_Stored entries_
--------------------
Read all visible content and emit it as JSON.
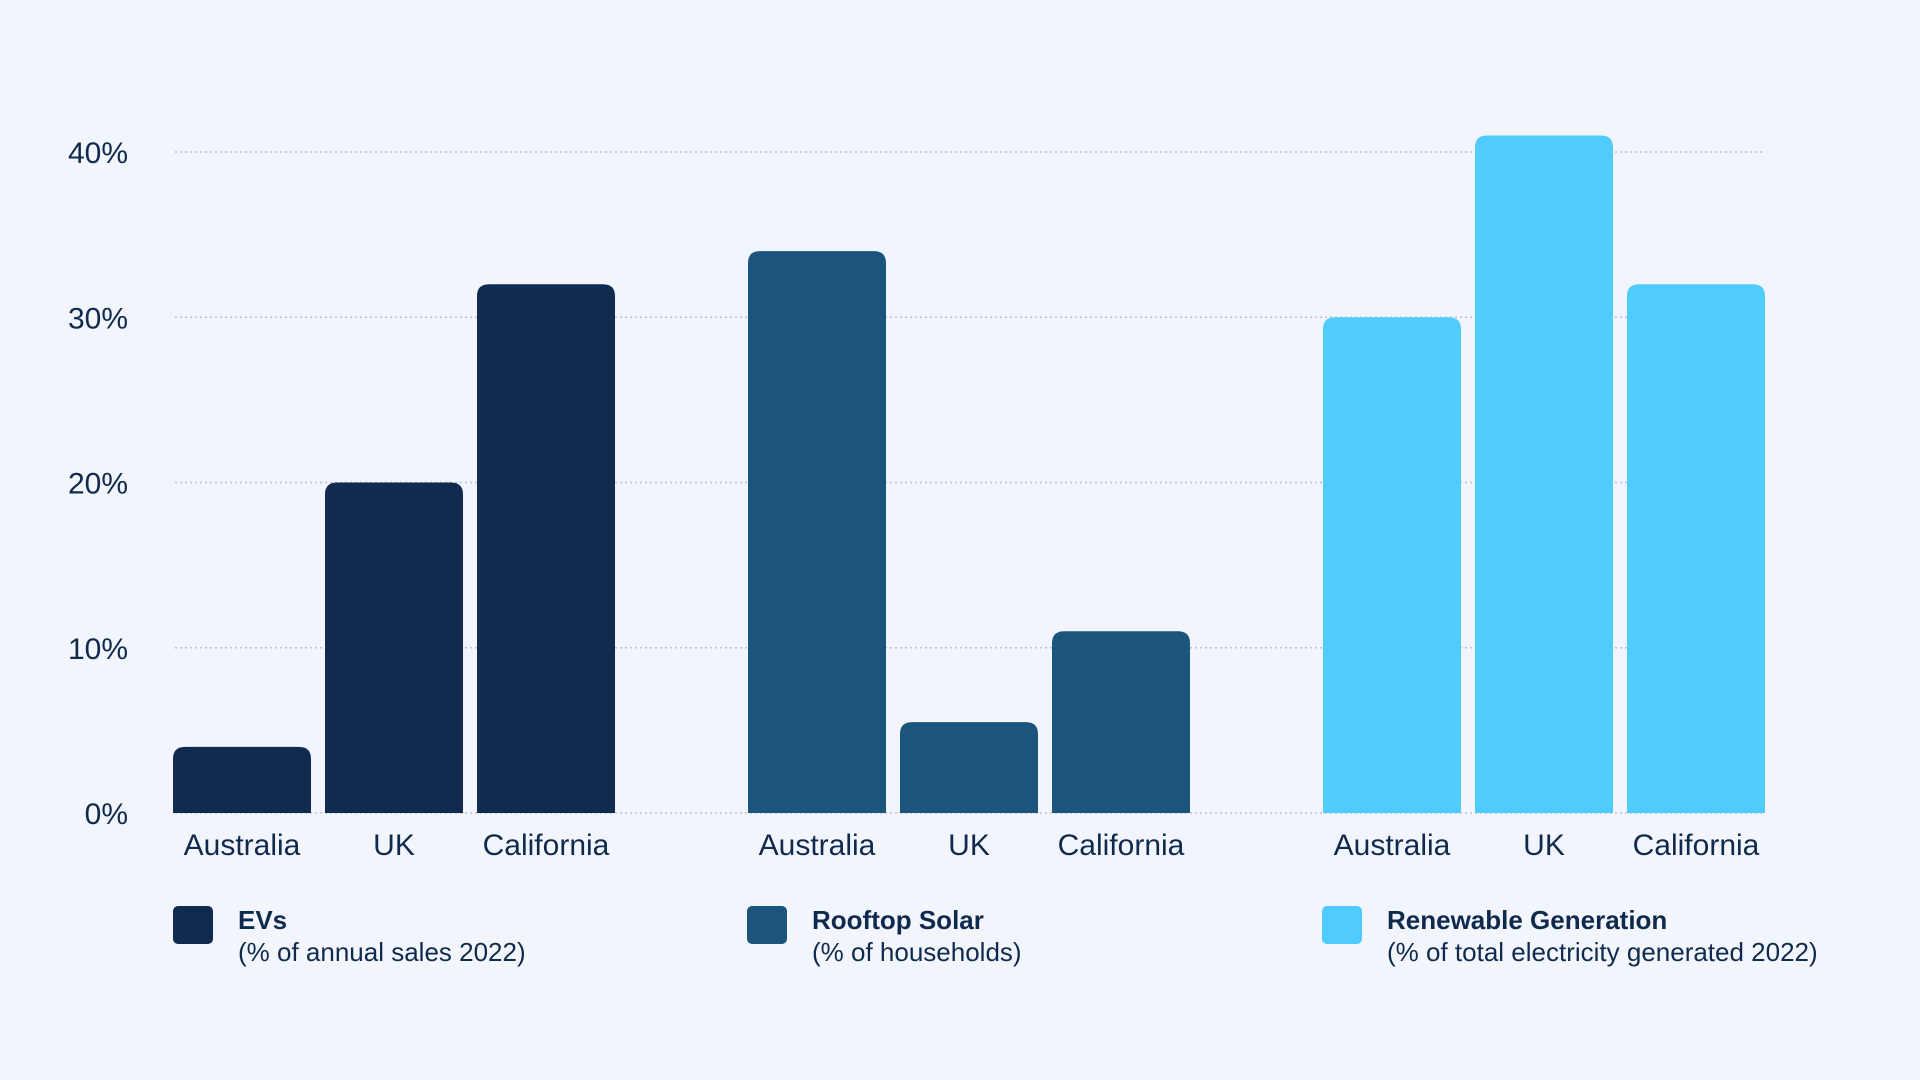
{
  "chart_data": {
    "type": "bar",
    "ylim": [
      0,
      40
    ],
    "yticks": [
      0,
      10,
      20,
      30,
      40
    ],
    "ytick_labels": [
      "0%",
      "10%",
      "20%",
      "30%",
      "40%"
    ],
    "grid": "horizontal dotted",
    "legend_placement": "bottom",
    "groups": [
      {
        "name": "EVs",
        "note": "(% of annual sales 2022)",
        "color": "#112a4f",
        "categories": [
          "Australia",
          "UK",
          "California"
        ],
        "values": [
          4,
          20,
          32
        ]
      },
      {
        "name": "Rooftop Solar",
        "note": "(% of households)",
        "color": "#1b557e",
        "categories": [
          "Australia",
          "UK",
          "California"
        ],
        "values": [
          34,
          5.5,
          11
        ]
      },
      {
        "name": "Renewable Generation",
        "note": "(% of total electricity generated 2022)",
        "color": "#50cbfd",
        "categories": [
          "Australia",
          "UK",
          "California"
        ],
        "values": [
          30,
          41,
          32
        ]
      }
    ]
  }
}
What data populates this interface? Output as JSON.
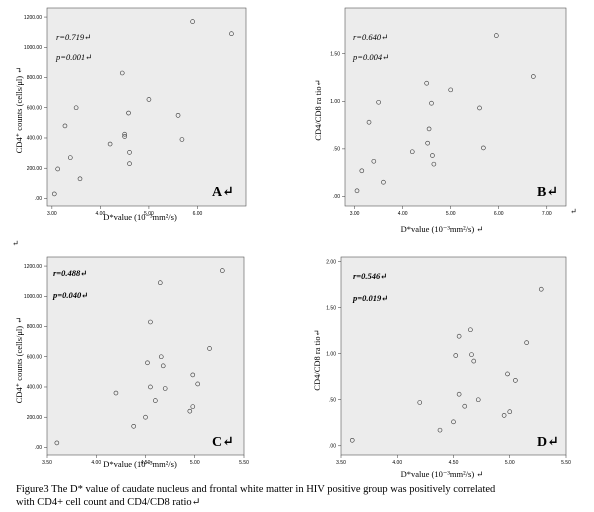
{
  "figure": {
    "caption_line1": "Figure3    The D* value of caudate nucleus and frontal white matter in HIV positive group was positively correlated",
    "caption_line2": "with CD4+ cell count and CD4/CD8 ratio↵"
  },
  "chart_data": [
    {
      "type": "scatter",
      "panel_letter": "A↵",
      "xlabel": "D*value (10⁻³mm²/s)",
      "ylabel": "CD4⁺ counts  (cells/μl) ↵",
      "stat_r": "r=0.719↵",
      "stat_p": "p=0.001↵",
      "stats_bold": false,
      "xlim": [
        2.9,
        7.0
      ],
      "ylim": [
        -50,
        1260
      ],
      "x_ticks": [
        3.0,
        4.0,
        5.0,
        6.0
      ],
      "x_tick_labels": [
        "3.00",
        "4.00",
        "5.00",
        "6.00"
      ],
      "y_ticks": [
        0,
        200,
        400,
        600,
        800,
        1000,
        1200
      ],
      "y_tick_labels": [
        ".00",
        "200.00",
        "400.00",
        "600.00",
        "800.00",
        "1000.00",
        "1200.00"
      ],
      "points": [
        [
          3.05,
          30
        ],
        [
          3.12,
          195
        ],
        [
          3.27,
          480
        ],
        [
          3.38,
          270
        ],
        [
          3.5,
          600
        ],
        [
          3.58,
          130
        ],
        [
          4.2,
          360
        ],
        [
          4.45,
          830
        ],
        [
          4.5,
          410
        ],
        [
          4.5,
          425
        ],
        [
          4.58,
          565
        ],
        [
          4.6,
          305
        ],
        [
          4.6,
          230
        ],
        [
          5.0,
          655
        ],
        [
          5.6,
          550
        ],
        [
          5.68,
          390
        ],
        [
          5.9,
          1170
        ],
        [
          6.7,
          1090
        ]
      ]
    },
    {
      "type": "scatter",
      "panel_letter": "B↵",
      "xlabel": "D*value (10⁻³mm²/s) ↵",
      "ylabel": "CD4/CD8 ra tio↵",
      "stat_r": "r=0.640↵",
      "stat_p": "p=0.004↵",
      "stats_bold": false,
      "xlim": [
        2.8,
        7.4
      ],
      "ylim": [
        -0.1,
        1.98
      ],
      "x_ticks": [
        3.0,
        4.0,
        5.0,
        6.0,
        7.0
      ],
      "x_tick_labels": [
        "3.00",
        "4.00",
        "5.00",
        "6.00",
        "7.00"
      ],
      "y_ticks": [
        0,
        0.5,
        1.0,
        1.5
      ],
      "y_tick_labels": [
        ".00",
        ".50",
        "1.00",
        "1.50"
      ],
      "points": [
        [
          3.05,
          0.06
        ],
        [
          3.15,
          0.27
        ],
        [
          3.3,
          0.78
        ],
        [
          3.4,
          0.37
        ],
        [
          3.5,
          0.99
        ],
        [
          3.6,
          0.15
        ],
        [
          4.2,
          0.47
        ],
        [
          4.5,
          1.19
        ],
        [
          4.52,
          0.56
        ],
        [
          4.55,
          0.71
        ],
        [
          4.6,
          0.98
        ],
        [
          4.62,
          0.43
        ],
        [
          4.65,
          0.34
        ],
        [
          5.0,
          1.12
        ],
        [
          5.6,
          0.93
        ],
        [
          5.68,
          0.51
        ],
        [
          5.95,
          1.69
        ],
        [
          6.72,
          1.26
        ]
      ]
    },
    {
      "type": "scatter",
      "panel_letter": "C↵",
      "xlabel": "D*value (10⁻³mm²/s)",
      "ylabel": "CD4⁺ counts  (cells/μl) ↵",
      "stat_r": "r=0.488↵",
      "stat_p": "p=0.040↵",
      "stats_bold": true,
      "xlim": [
        3.5,
        5.5
      ],
      "ylim": [
        -50,
        1260
      ],
      "x_ticks": [
        3.5,
        4.0,
        4.5,
        5.0,
        5.5
      ],
      "x_tick_labels": [
        "3.50",
        "4.00",
        "4.50",
        "5.00",
        "5.50"
      ],
      "y_ticks": [
        0,
        200,
        400,
        600,
        800,
        1000,
        1200
      ],
      "y_tick_labels": [
        ".00",
        "200.00",
        "400.00",
        "600.00",
        "800.00",
        "1000.00",
        "1200.00"
      ],
      "points": [
        [
          3.6,
          30
        ],
        [
          4.2,
          360
        ],
        [
          4.38,
          140
        ],
        [
          4.5,
          200
        ],
        [
          4.52,
          560
        ],
        [
          4.55,
          830
        ],
        [
          4.55,
          400
        ],
        [
          4.6,
          310
        ],
        [
          4.65,
          1090
        ],
        [
          4.66,
          600
        ],
        [
          4.68,
          540
        ],
        [
          4.7,
          390
        ],
        [
          4.95,
          240
        ],
        [
          4.98,
          480
        ],
        [
          4.98,
          270
        ],
        [
          5.03,
          420
        ],
        [
          5.15,
          655
        ],
        [
          5.28,
          1170
        ]
      ]
    },
    {
      "type": "scatter",
      "panel_letter": "D↵",
      "xlabel": "D*value (10⁻³mm²/s) ↵",
      "ylabel": "CD4/CD8 ra tio↵",
      "stat_r": "r=0.546↵",
      "stat_p": "p=0.019↵",
      "stats_bold": true,
      "xlim": [
        3.5,
        5.5
      ],
      "ylim": [
        -0.1,
        2.05
      ],
      "x_ticks": [
        3.5,
        4.0,
        4.5,
        5.0,
        5.5
      ],
      "x_tick_labels": [
        "3.50",
        "4.00",
        "4.50",
        "5.00",
        "5.50"
      ],
      "y_ticks": [
        0,
        0.5,
        1.0,
        1.5,
        2.0
      ],
      "y_tick_labels": [
        ".00",
        ".50",
        "1.00",
        "1.50",
        "2.00"
      ],
      "points": [
        [
          3.6,
          0.06
        ],
        [
          4.2,
          0.47
        ],
        [
          4.38,
          0.17
        ],
        [
          4.5,
          0.26
        ],
        [
          4.52,
          0.98
        ],
        [
          4.55,
          1.19
        ],
        [
          4.55,
          0.56
        ],
        [
          4.6,
          0.43
        ],
        [
          4.65,
          1.26
        ],
        [
          4.66,
          0.99
        ],
        [
          4.68,
          0.92
        ],
        [
          4.72,
          0.5
        ],
        [
          4.95,
          0.33
        ],
        [
          4.98,
          0.78
        ],
        [
          5.0,
          0.37
        ],
        [
          5.05,
          0.71
        ],
        [
          5.15,
          1.12
        ],
        [
          5.28,
          1.7
        ]
      ]
    }
  ]
}
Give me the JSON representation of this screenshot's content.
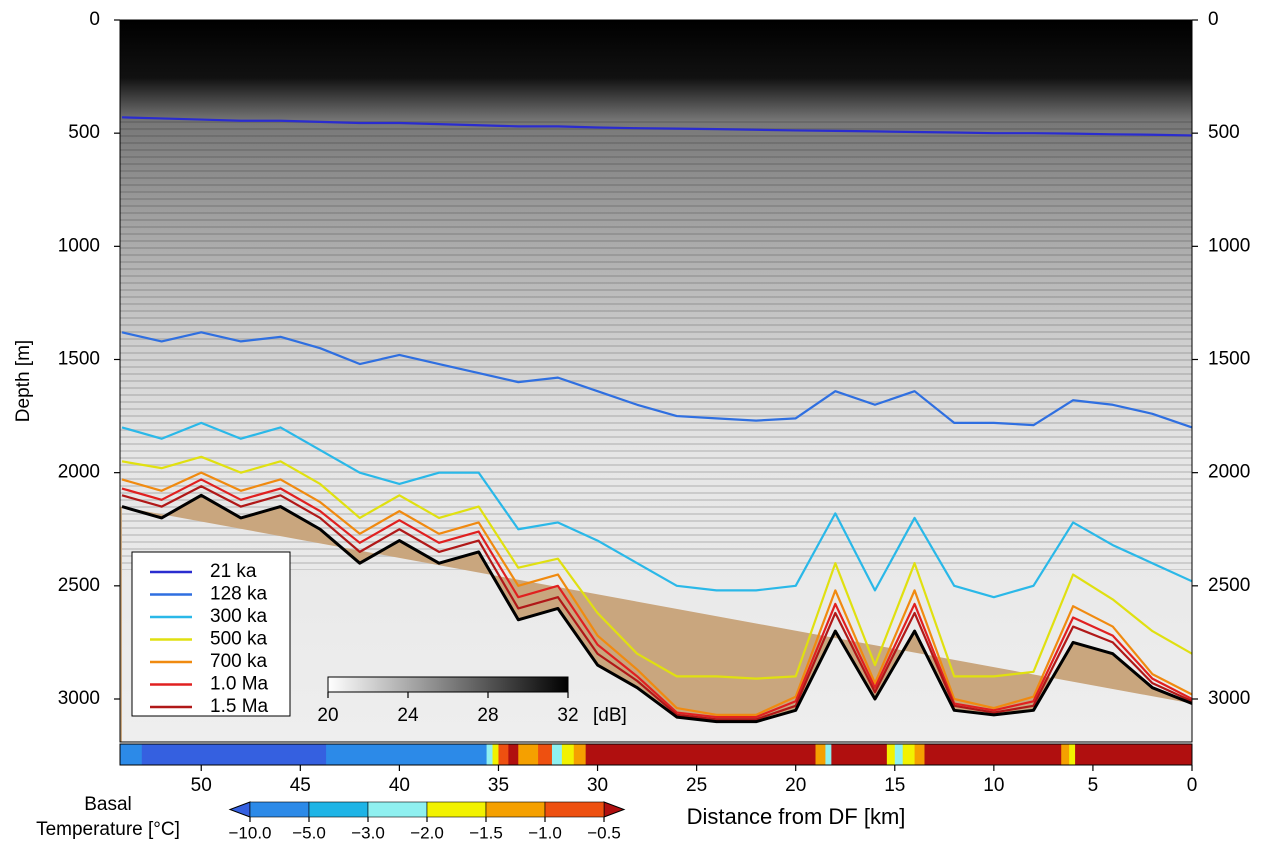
--------------------
_WRITTEN REQUEST_
Pictures are to be left out; all else in the entries above is to be quoted exactly.

_FINAL RESULT_
Read all visible content and emit it as JSON.
{
  "chart_data": {
    "type": "bar",
    "ylim": [
      0,
      40
    ],
    "yticks": [
      0,
      10,
      20,
      30,
      40
    ],
    "ytick_labels": [
      "0%",
      "10%",
      "20%",
      "30%",
      "40%"
    ],
    "grid": "horizontal dotted",
    "legend_placement": "bottom",
    "groups": [
      {
        "name": "EVs",
        "note": "(% of annual sales 2022)",
        "color": "#112a4f",
        "categories": [
          "Australia",
          "UK",
          "California"
        ],
        "values": [
          4,
          20,
          32
        ]
      },
      {
        "name": "Rooftop Solar",
        "note": "(% of households)",
        "color": "#1b557e",
        "categories": [
          "Australia",
          "UK",
          "California"
        ],
        "values": [
          34,
          5.5,
          11
        ]
      },
      {
        "name": "Renewable Generation",
        "note": "(% of total electricity generated 2022)",
        "color": "#50cbfd",
        "categories": [
          "Australia",
          "UK",
          "California"
        ],
        "values": [
          30,
          41,
          32
        ]
      }
    ]
  }
}
What data populates this interface? Output as JSON.
{
  "figure": {
    "caption_line1": "Figure3    The D* value of caudate nucleus and frontal white matter in HIV positive group was positively correlated",
    "caption_line2": "with CD4+ cell count and CD4/CD8 ratio↵"
  },
  "chart_data": [
    {
      "type": "scatter",
      "panel_letter": "A↵",
      "xlabel": "D*value (10⁻³mm²/s)",
      "ylabel": "CD4⁺ counts  (cells/μl) ↵",
      "stat_r": "r=0.719↵",
      "stat_p": "p=0.001↵",
      "stats_bold": false,
      "xlim": [
        2.9,
        7.0
      ],
      "ylim": [
        -50,
        1260
      ],
      "x_ticks": [
        3.0,
        4.0,
        5.0,
        6.0
      ],
      "x_tick_labels": [
        "3.00",
        "4.00",
        "5.00",
        "6.00"
      ],
      "y_ticks": [
        0,
        200,
        400,
        600,
        800,
        1000,
        1200
      ],
      "y_tick_labels": [
        ".00",
        "200.00",
        "400.00",
        "600.00",
        "800.00",
        "1000.00",
        "1200.00"
      ],
      "points": [
        [
          3.05,
          30
        ],
        [
          3.12,
          195
        ],
        [
          3.27,
          480
        ],
        [
          3.38,
          270
        ],
        [
          3.5,
          600
        ],
        [
          3.58,
          130
        ],
        [
          4.2,
          360
        ],
        [
          4.45,
          830
        ],
        [
          4.5,
          410
        ],
        [
          4.5,
          425
        ],
        [
          4.58,
          565
        ],
        [
          4.6,
          305
        ],
        [
          4.6,
          230
        ],
        [
          5.0,
          655
        ],
        [
          5.6,
          550
        ],
        [
          5.68,
          390
        ],
        [
          5.9,
          1170
        ],
        [
          6.7,
          1090
        ]
      ]
    },
    {
      "type": "scatter",
      "panel_letter": "B↵",
      "xlabel": "D*value (10⁻³mm²/s) ↵",
      "ylabel": "CD4/CD8 ra tio↵",
      "stat_r": "r=0.640↵",
      "stat_p": "p=0.004↵",
      "stats_bold": false,
      "xlim": [
        2.8,
        7.4
      ],
      "ylim": [
        -0.1,
        1.98
      ],
      "x_ticks": [
        3.0,
        4.0,
        5.0,
        6.0,
        7.0
      ],
      "x_tick_labels": [
        "3.00",
        "4.00",
        "5.00",
        "6.00",
        "7.00"
      ],
      "y_ticks": [
        0,
        0.5,
        1.0,
        1.5
      ],
      "y_tick_labels": [
        ".00",
        ".50",
        "1.00",
        "1.50"
      ],
      "points": [
        [
          3.05,
          0.06
        ],
        [
          3.15,
          0.27
        ],
        [
          3.3,
          0.78
        ],
        [
          3.4,
          0.37
        ],
        [
          3.5,
          0.99
        ],
        [
          3.6,
          0.15
        ],
        [
          4.2,
          0.47
        ],
        [
          4.5,
          1.19
        ],
        [
          4.52,
          0.56
        ],
        [
          4.55,
          0.71
        ],
        [
          4.6,
          0.98
        ],
        [
          4.62,
          0.43
        ],
        [
          4.65,
          0.34
        ],
        [
          5.0,
          1.12
        ],
        [
          5.6,
          0.93
        ],
        [
          5.68,
          0.51
        ],
        [
          5.95,
          1.69
        ],
        [
          6.72,
          1.26
        ]
      ]
    },
    {
      "type": "scatter",
      "panel_letter": "C↵",
      "xlabel": "D*value (10⁻³mm²/s)",
      "ylabel": "CD4⁺ counts  (cells/μl) ↵",
      "stat_r": "r=0.488↵",
      "stat_p": "p=0.040↵",
      "stats_bold": true,
      "xlim": [
        3.5,
        5.5
      ],
      "ylim": [
        -50,
        1260
      ],
      "x_ticks": [
        3.5,
        4.0,
        4.5,
        5.0,
        5.5
      ],
      "x_tick_labels": [
        "3.50",
        "4.00",
        "4.50",
        "5.00",
        "5.50"
      ],
      "y_ticks": [
        0,
        200,
        400,
        600,
        800,
        1000,
        1200
      ],
      "y_tick_labels": [
        ".00",
        "200.00",
        "400.00",
        "600.00",
        "800.00",
        "1000.00",
        "1200.00"
      ],
      "points": [
        [
          3.6,
          30
        ],
        [
          4.2,
          360
        ],
        [
          4.38,
          140
        ],
        [
          4.5,
          200
        ],
        [
          4.52,
          560
        ],
        [
          4.55,
          830
        ],
        [
          4.55,
          400
        ],
        [
          4.6,
          310
        ],
        [
          4.65,
          1090
        ],
        [
          4.66,
          600
        ],
        [
          4.68,
          540
        ],
        [
          4.7,
          390
        ],
        [
          4.95,
          240
        ],
        [
          4.98,
          480
        ],
        [
          4.98,
          270
        ],
        [
          5.03,
          420
        ],
        [
          5.15,
          655
        ],
        [
          5.28,
          1170
        ]
      ]
    },
    {
      "type": "scatter",
      "panel_letter": "D↵",
      "xlabel": "D*value (10⁻³mm²/s) ↵",
      "ylabel": "CD4/CD8 ra tio↵",
      "stat_r": "r=0.546↵",
      "stat_p": "p=0.019↵",
      "stats_bold": true,
      "xlim": [
        3.5,
        5.5
      ],
      "ylim": [
        -0.1,
        2.05
      ],
      "x_ticks": [
        3.5,
        4.0,
        4.5,
        5.0,
        5.5
      ],
      "x_tick_labels": [
        "3.50",
        "4.00",
        "4.50",
        "5.00",
        "5.50"
      ],
      "y_ticks": [
        0,
        0.5,
        1.0,
        1.5,
        2.0
      ],
      "y_tick_labels": [
        ".00",
        ".50",
        "1.00",
        "1.50",
        "2.00"
      ],
      "points": [
        [
          3.6,
          0.06
        ],
        [
          4.2,
          0.47
        ],
        [
          4.38,
          0.17
        ],
        [
          4.5,
          0.26
        ],
        [
          4.52,
          0.98
        ],
        [
          4.55,
          1.19
        ],
        [
          4.55,
          0.56
        ],
        [
          4.6,
          0.43
        ],
        [
          4.65,
          1.26
        ],
        [
          4.66,
          0.99
        ],
        [
          4.68,
          0.92
        ],
        [
          4.72,
          0.5
        ],
        [
          4.95,
          0.33
        ],
        [
          4.98,
          0.78
        ],
        [
          5.0,
          0.37
        ],
        [
          5.05,
          0.71
        ],
        [
          5.15,
          1.12
        ],
        [
          5.28,
          1.7
        ]
      ]
    }
  ]
}
Give me the JSON representation of this screenshot's content.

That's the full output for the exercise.